===== Given data =====
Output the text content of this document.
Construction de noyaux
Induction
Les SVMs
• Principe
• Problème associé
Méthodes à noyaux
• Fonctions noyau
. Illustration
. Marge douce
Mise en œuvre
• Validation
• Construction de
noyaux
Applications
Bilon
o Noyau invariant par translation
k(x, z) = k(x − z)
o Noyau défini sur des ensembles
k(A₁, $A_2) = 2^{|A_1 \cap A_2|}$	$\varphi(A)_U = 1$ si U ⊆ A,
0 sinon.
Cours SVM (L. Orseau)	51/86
=====
- The exercise
Take the listing above and set it down exactly.

- Response below
Output the text content of this document.
Construction de noyaux
Induction
Les SVMs
• Principe
• Problème associé
Méthodes à noyaux
• Fonctions noyau
. Illustration
. Marge douce
Mise en œuvre
• Validation
• Construction de
noyaux
Applications
Bilon
o Noyau invariant par translation
k(x, z) = k(x − z)
o Noyau défini sur des ensembles
k(A₁, $A_2) = 2^{|A_1 \cap A_2|}$	$\varphi(A)_U = 1$ si U ⊆ A,
0 sinon.
Cours SVM (L. Orseau)	51/86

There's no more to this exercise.